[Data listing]
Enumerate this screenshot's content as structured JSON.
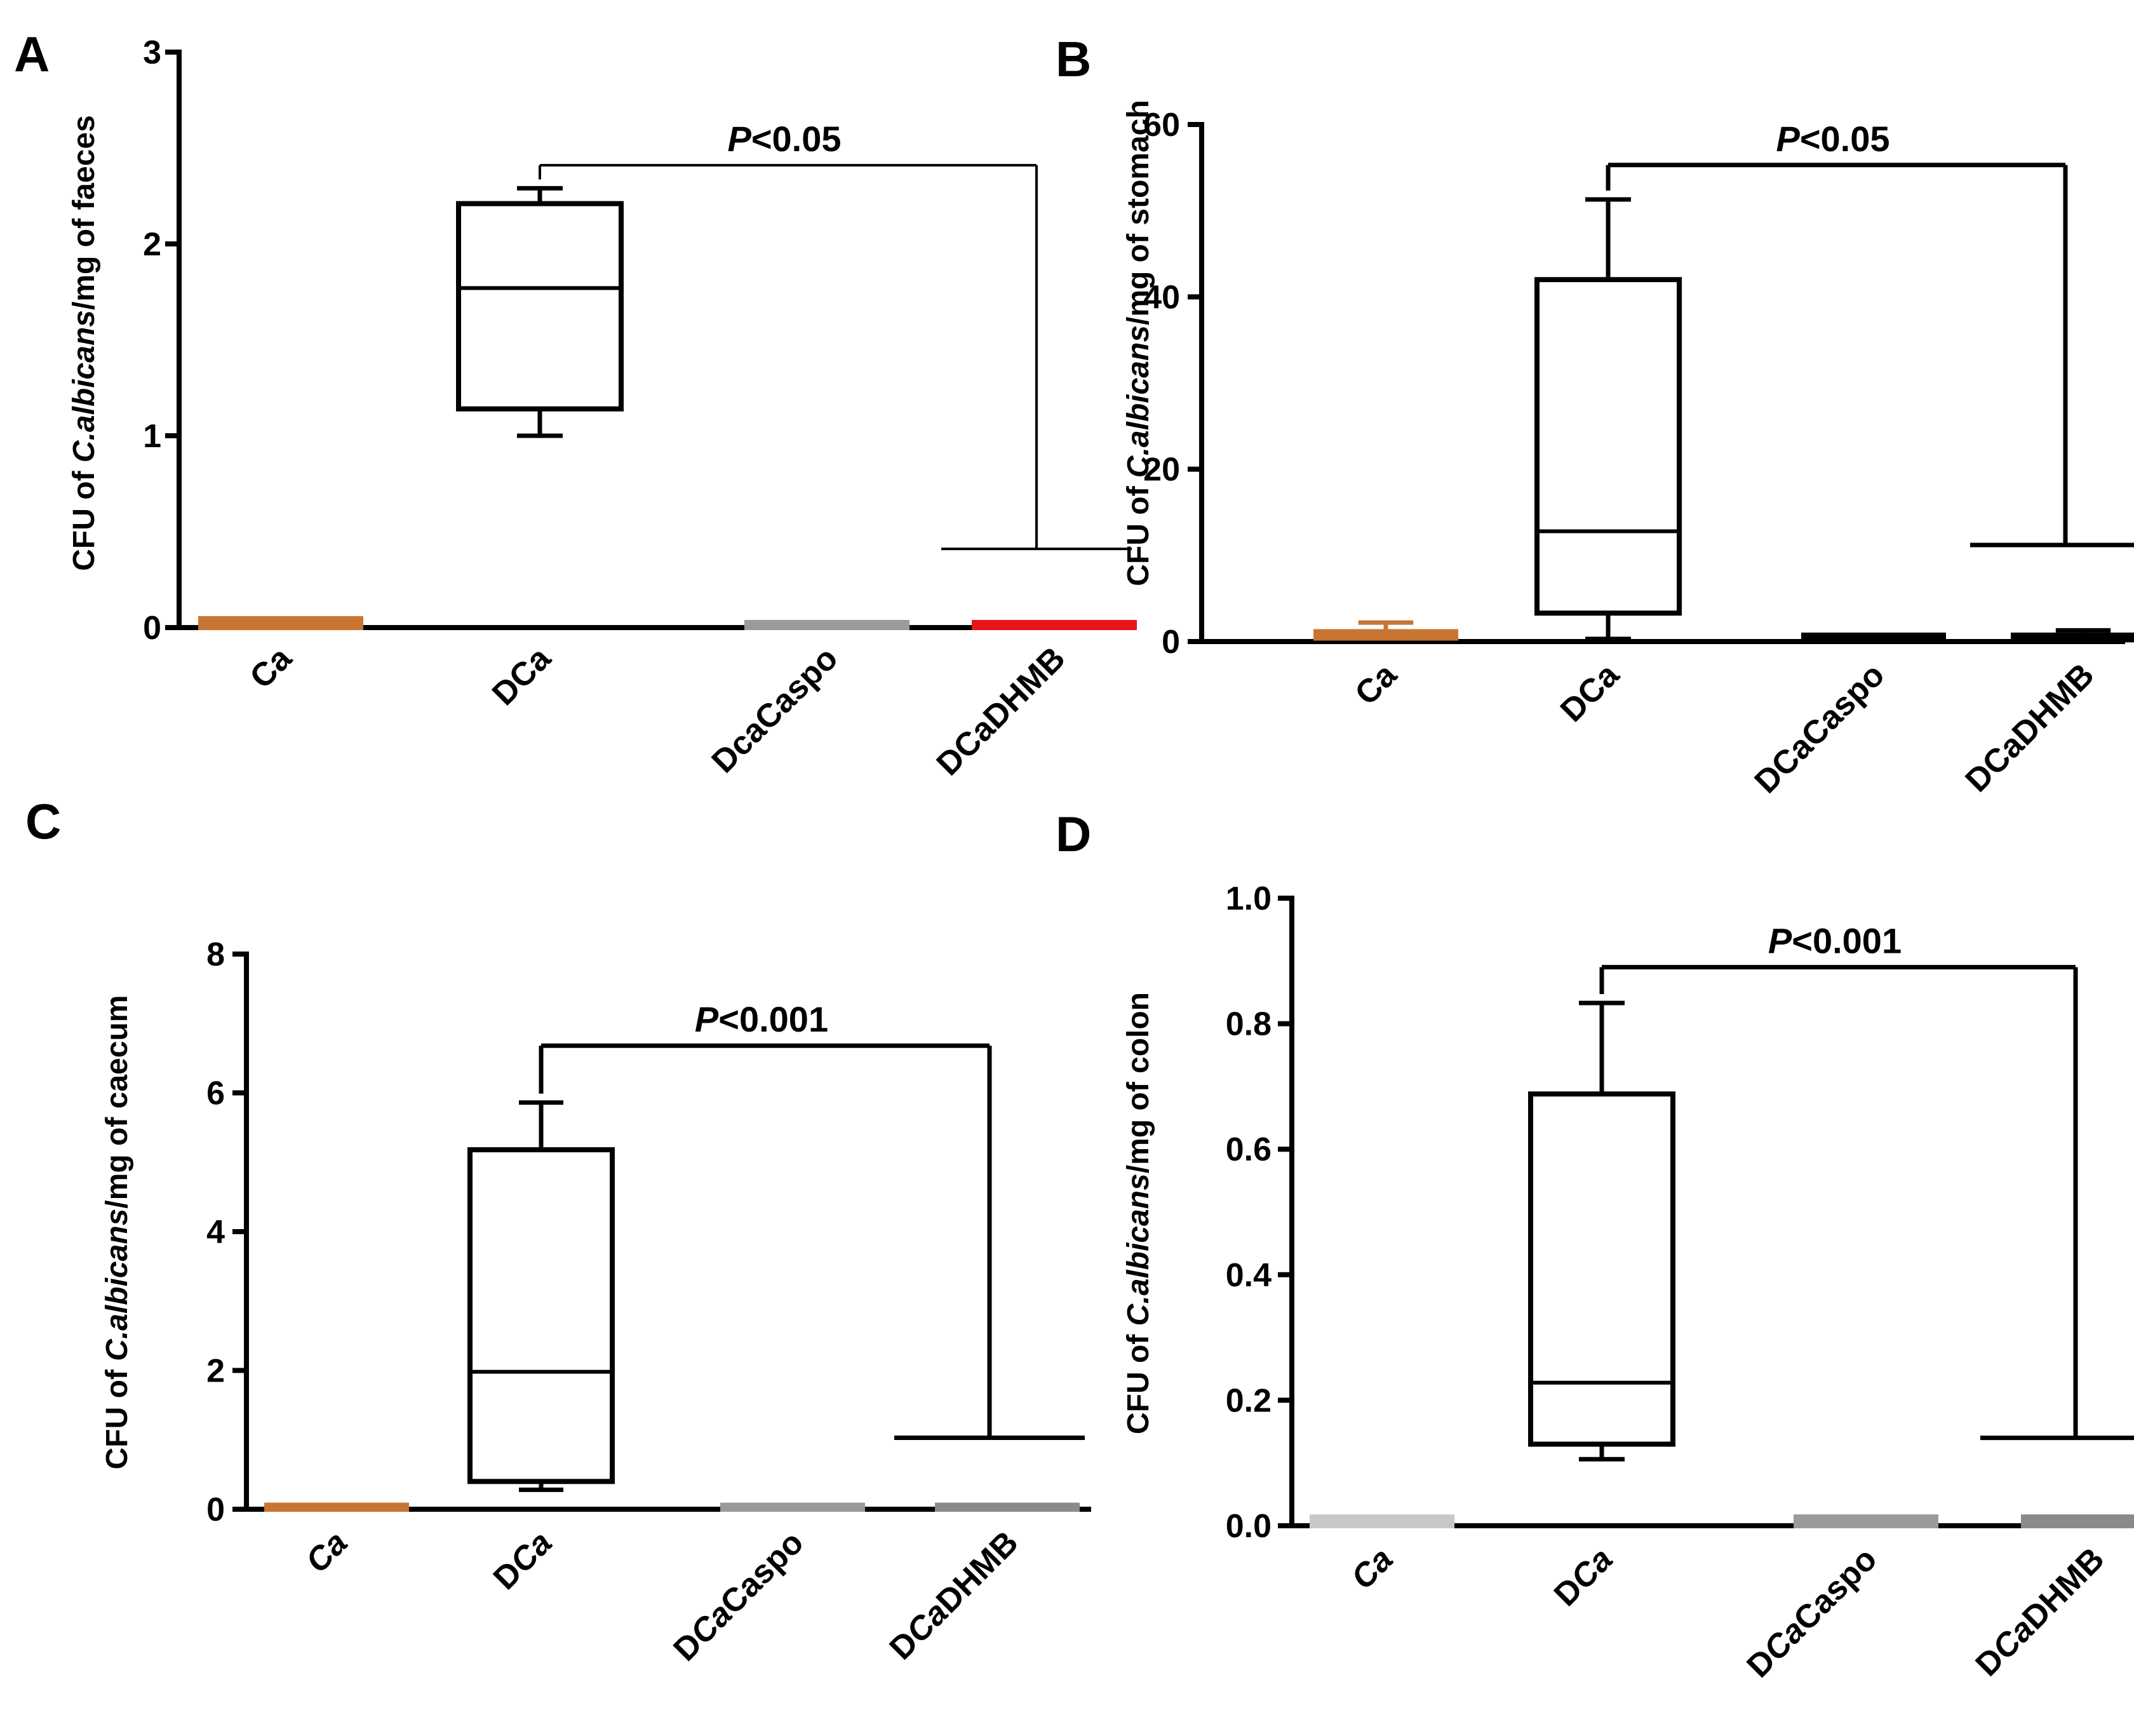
{
  "chart_data": [
    {
      "panel": "A",
      "type": "box",
      "ylabel_parts": [
        "CFU of ",
        "C.albicans",
        "/mg of faeces"
      ],
      "ylim": [
        0,
        3
      ],
      "yticks": [
        "0",
        "1",
        "2",
        "3"
      ],
      "categories": [
        "Ca",
        "DCa",
        "DcaCaspo",
        "DCaDHMB"
      ],
      "category_italic": [
        null,
        null,
        null,
        null
      ],
      "category_colors": [
        "#c87533",
        "#000000",
        "#9a9a9a",
        "#e8141c"
      ],
      "boxes": [
        {
          "min": 0.0,
          "q1": 0.0,
          "median": 0.02,
          "q3": 0.04,
          "max": 0.04
        },
        {
          "min": 1.0,
          "q1": 1.14,
          "median": 1.77,
          "q3": 2.21,
          "max": 2.29
        },
        {
          "min": 0.0,
          "q1": 0.0,
          "median": 0.01,
          "q3": 0.02,
          "max": 0.02
        },
        {
          "min": 0.0,
          "q1": 0.0,
          "median": 0.01,
          "q3": 0.02,
          "max": 0.02
        }
      ],
      "significance": {
        "p_prefix": "P",
        "p_text": "<0.05",
        "from": 1,
        "to": 3,
        "bracket_top": 2.41,
        "right_end": 0.41
      }
    },
    {
      "panel": "B",
      "type": "box",
      "ylabel_parts": [
        "CFU of ",
        "C.albicans",
        "/mg of stomach"
      ],
      "ylim": [
        0,
        60
      ],
      "yticks": [
        "0",
        "20",
        "40",
        "60"
      ],
      "categories": [
        "Ca",
        "DCa",
        "DCaCaspo",
        "DCaDHMB"
      ],
      "category_italic": [
        null,
        null,
        null,
        null
      ],
      "category_colors": [
        "#c87533",
        "#000000",
        "#000000",
        "#000000"
      ],
      "boxes": [
        {
          "min": 0.1,
          "q1": 0.4,
          "median": 0.9,
          "q3": 1.0,
          "max": 2.2
        },
        {
          "min": 0.3,
          "q1": 3.3,
          "median": 12.8,
          "q3": 42.0,
          "max": 51.3
        },
        {
          "min": 0.1,
          "q1": 0.2,
          "median": 0.4,
          "q3": 0.6,
          "max": 0.9
        },
        {
          "min": 0.1,
          "q1": 0.2,
          "median": 0.4,
          "q3": 0.6,
          "max": 1.3
        }
      ],
      "significance": {
        "p_prefix": "P",
        "p_text": "<0.05",
        "from": 1,
        "to": 3,
        "bracket_top": 55.3,
        "right_end": 11.2
      }
    },
    {
      "panel": "C",
      "type": "box",
      "ylabel_parts": [
        "CFU of ",
        "C.albicans",
        "/mg of caecum"
      ],
      "ylim": [
        0,
        8
      ],
      "yticks": [
        "0",
        "2",
        "4",
        "6",
        "8"
      ],
      "categories": [
        "Ca",
        "DCa",
        "DCaCaspo",
        "DCaDHMB"
      ],
      "category_italic": [
        [
          0,
          2
        ],
        [
          1,
          3
        ],
        [
          1,
          3
        ],
        [
          1,
          3
        ]
      ],
      "category_colors": [
        "#c87533",
        "#000000",
        "#9a9a9a",
        "#8a8a8a"
      ],
      "boxes": [
        {
          "min": 0.0,
          "q1": 0.0,
          "median": 0.02,
          "q3": 0.04,
          "max": 0.04
        },
        {
          "min": 0.28,
          "q1": 0.4,
          "median": 1.98,
          "q3": 5.18,
          "max": 5.86
        },
        {
          "min": 0.0,
          "q1": 0.0,
          "median": 0.02,
          "q3": 0.04,
          "max": 0.04
        },
        {
          "min": 0.0,
          "q1": 0.0,
          "median": 0.02,
          "q3": 0.04,
          "max": 0.04
        }
      ],
      "significance": {
        "p_prefix": "P",
        "p_text": "<0.001",
        "from": 1,
        "to": 3,
        "bracket_top": 6.68,
        "right_end": 1.03
      }
    },
    {
      "panel": "D",
      "type": "box",
      "ylabel_parts": [
        "CFU of ",
        "C.albicans",
        "/mg of colon"
      ],
      "ylim": [
        0,
        1.0
      ],
      "yticks": [
        "0.0",
        "0.2",
        "0.4",
        "0.6",
        "0.8",
        "1.0"
      ],
      "categories": [
        "Ca",
        "DCa",
        "DCaCaspo",
        "DCaDHMB"
      ],
      "category_italic": [
        [
          0,
          2
        ],
        [
          1,
          3
        ],
        [
          1,
          3
        ],
        [
          1,
          3
        ]
      ],
      "category_colors": [
        "#c8c8c8",
        "#000000",
        "#9a9a9a",
        "#8a8a8a"
      ],
      "boxes": [
        {
          "min": 0.0,
          "q1": 0.0,
          "median": 0.01,
          "q3": 0.012,
          "max": 0.012
        },
        {
          "min": 0.106,
          "q1": 0.13,
          "median": 0.228,
          "q3": 0.688,
          "max": 0.833
        },
        {
          "min": 0.0,
          "q1": 0.0,
          "median": 0.01,
          "q3": 0.012,
          "max": 0.012
        },
        {
          "min": 0.0,
          "q1": 0.0,
          "median": 0.01,
          "q3": 0.012,
          "max": 0.012
        }
      ],
      "significance": {
        "p_prefix": "P",
        "p_text": "<0.001",
        "from": 1,
        "to": 3,
        "bracket_top": 0.89,
        "right_end": 0.14
      }
    }
  ]
}
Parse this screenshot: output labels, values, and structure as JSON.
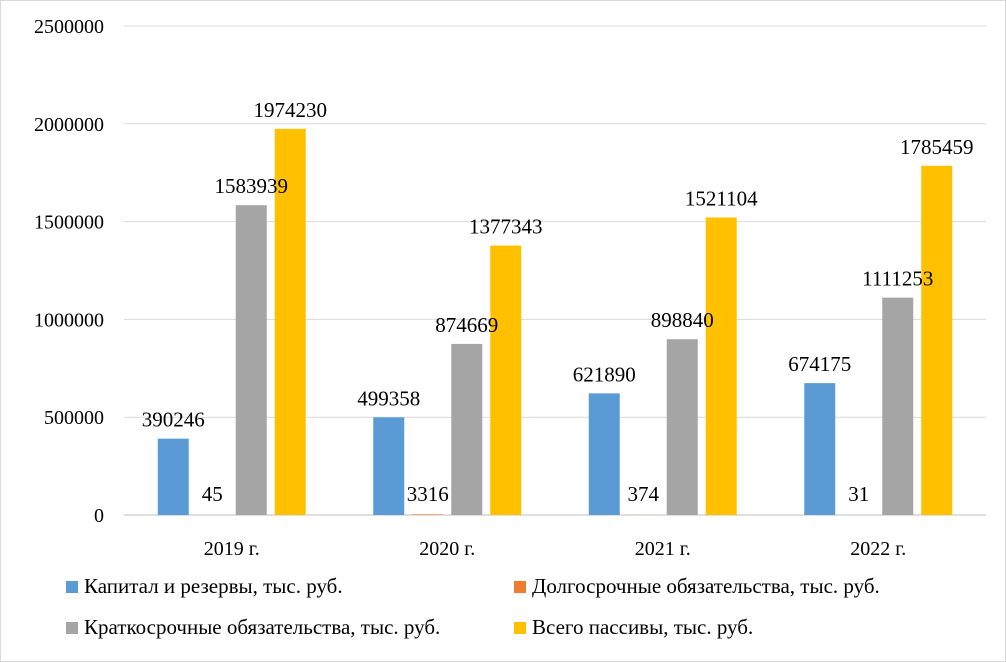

Exercise description: Could you reproduce every record above exactly, leaving out the pictures?

Written solution:
Enumerate this screenshot's content as structured JSON.
{
  "chart_data": [
    {
      "panel": "A",
      "type": "box",
      "ylabel_parts": [
        "CFU of ",
        "C.albicans",
        "/mg of faeces"
      ],
      "ylim": [
        0,
        3
      ],
      "yticks": [
        "0",
        "1",
        "2",
        "3"
      ],
      "categories": [
        "Ca",
        "DCa",
        "DcaCaspo",
        "DCaDHMB"
      ],
      "category_italic": [
        null,
        null,
        null,
        null
      ],
      "category_colors": [
        "#c87533",
        "#000000",
        "#9a9a9a",
        "#e8141c"
      ],
      "boxes": [
        {
          "min": 0.0,
          "q1": 0.0,
          "median": 0.02,
          "q3": 0.04,
          "max": 0.04
        },
        {
          "min": 1.0,
          "q1": 1.14,
          "median": 1.77,
          "q3": 2.21,
          "max": 2.29
        },
        {
          "min": 0.0,
          "q1": 0.0,
          "median": 0.01,
          "q3": 0.02,
          "max": 0.02
        },
        {
          "min": 0.0,
          "q1": 0.0,
          "median": 0.01,
          "q3": 0.02,
          "max": 0.02
        }
      ],
      "significance": {
        "p_prefix": "P",
        "p_text": "<0.05",
        "from": 1,
        "to": 3,
        "bracket_top": 2.41,
        "right_end": 0.41
      }
    },
    {
      "panel": "B",
      "type": "box",
      "ylabel_parts": [
        "CFU of ",
        "C.albicans",
        "/mg of stomach"
      ],
      "ylim": [
        0,
        60
      ],
      "yticks": [
        "0",
        "20",
        "40",
        "60"
      ],
      "categories": [
        "Ca",
        "DCa",
        "DCaCaspo",
        "DCaDHMB"
      ],
      "category_italic": [
        null,
        null,
        null,
        null
      ],
      "category_colors": [
        "#c87533",
        "#000000",
        "#000000",
        "#000000"
      ],
      "boxes": [
        {
          "min": 0.1,
          "q1": 0.4,
          "median": 0.9,
          "q3": 1.0,
          "max": 2.2
        },
        {
          "min": 0.3,
          "q1": 3.3,
          "median": 12.8,
          "q3": 42.0,
          "max": 51.3
        },
        {
          "min": 0.1,
          "q1": 0.2,
          "median": 0.4,
          "q3": 0.6,
          "max": 0.9
        },
        {
          "min": 0.1,
          "q1": 0.2,
          "median": 0.4,
          "q3": 0.6,
          "max": 1.3
        }
      ],
      "significance": {
        "p_prefix": "P",
        "p_text": "<0.05",
        "from": 1,
        "to": 3,
        "bracket_top": 55.3,
        "right_end": 11.2
      }
    },
    {
      "panel": "C",
      "type": "box",
      "ylabel_parts": [
        "CFU of ",
        "C.albicans",
        "/mg of caecum"
      ],
      "ylim": [
        0,
        8
      ],
      "yticks": [
        "0",
        "2",
        "4",
        "6",
        "8"
      ],
      "categories": [
        "Ca",
        "DCa",
        "DCaCaspo",
        "DCaDHMB"
      ],
      "category_italic": [
        [
          0,
          2
        ],
        [
          1,
          3
        ],
        [
          1,
          3
        ],
        [
          1,
          3
        ]
      ],
      "category_colors": [
        "#c87533",
        "#000000",
        "#9a9a9a",
        "#8a8a8a"
      ],
      "boxes": [
        {
          "min": 0.0,
          "q1": 0.0,
          "median": 0.02,
          "q3": 0.04,
          "max": 0.04
        },
        {
          "min": 0.28,
          "q1": 0.4,
          "median": 1.98,
          "q3": 5.18,
          "max": 5.86
        },
        {
          "min": 0.0,
          "q1": 0.0,
          "median": 0.02,
          "q3": 0.04,
          "max": 0.04
        },
        {
          "min": 0.0,
          "q1": 0.0,
          "median": 0.02,
          "q3": 0.04,
          "max": 0.04
        }
      ],
      "significance": {
        "p_prefix": "P",
        "p_text": "<0.001",
        "from": 1,
        "to": 3,
        "bracket_top": 6.68,
        "right_end": 1.03
      }
    },
    {
      "panel": "D",
      "type": "box",
      "ylabel_parts": [
        "CFU of ",
        "C.albicans",
        "/mg of colon"
      ],
      "ylim": [
        0,
        1.0
      ],
      "yticks": [
        "0.0",
        "0.2",
        "0.4",
        "0.6",
        "0.8",
        "1.0"
      ],
      "categories": [
        "Ca",
        "DCa",
        "DCaCaspo",
        "DCaDHMB"
      ],
      "category_italic": [
        [
          0,
          2
        ],
        [
          1,
          3
        ],
        [
          1,
          3
        ],
        [
          1,
          3
        ]
      ],
      "category_colors": [
        "#c8c8c8",
        "#000000",
        "#9a9a9a",
        "#8a8a8a"
      ],
      "boxes": [
        {
          "min": 0.0,
          "q1": 0.0,
          "median": 0.01,
          "q3": 0.012,
          "max": 0.012
        },
        {
          "min": 0.106,
          "q1": 0.13,
          "median": 0.228,
          "q3": 0.688,
          "max": 0.833
        },
        {
          "min": 0.0,
          "q1": 0.0,
          "median": 0.01,
          "q3": 0.012,
          "max": 0.012
        },
        {
          "min": 0.0,
          "q1": 0.0,
          "median": 0.01,
          "q3": 0.012,
          "max": 0.012
        }
      ],
      "significance": {
        "p_prefix": "P",
        "p_text": "<0.001",
        "from": 1,
        "to": 3,
        "bracket_top": 0.89,
        "right_end": 0.14
      }
    }
  ]
}
Parse this screenshot: output labels, values, and structure as JSON.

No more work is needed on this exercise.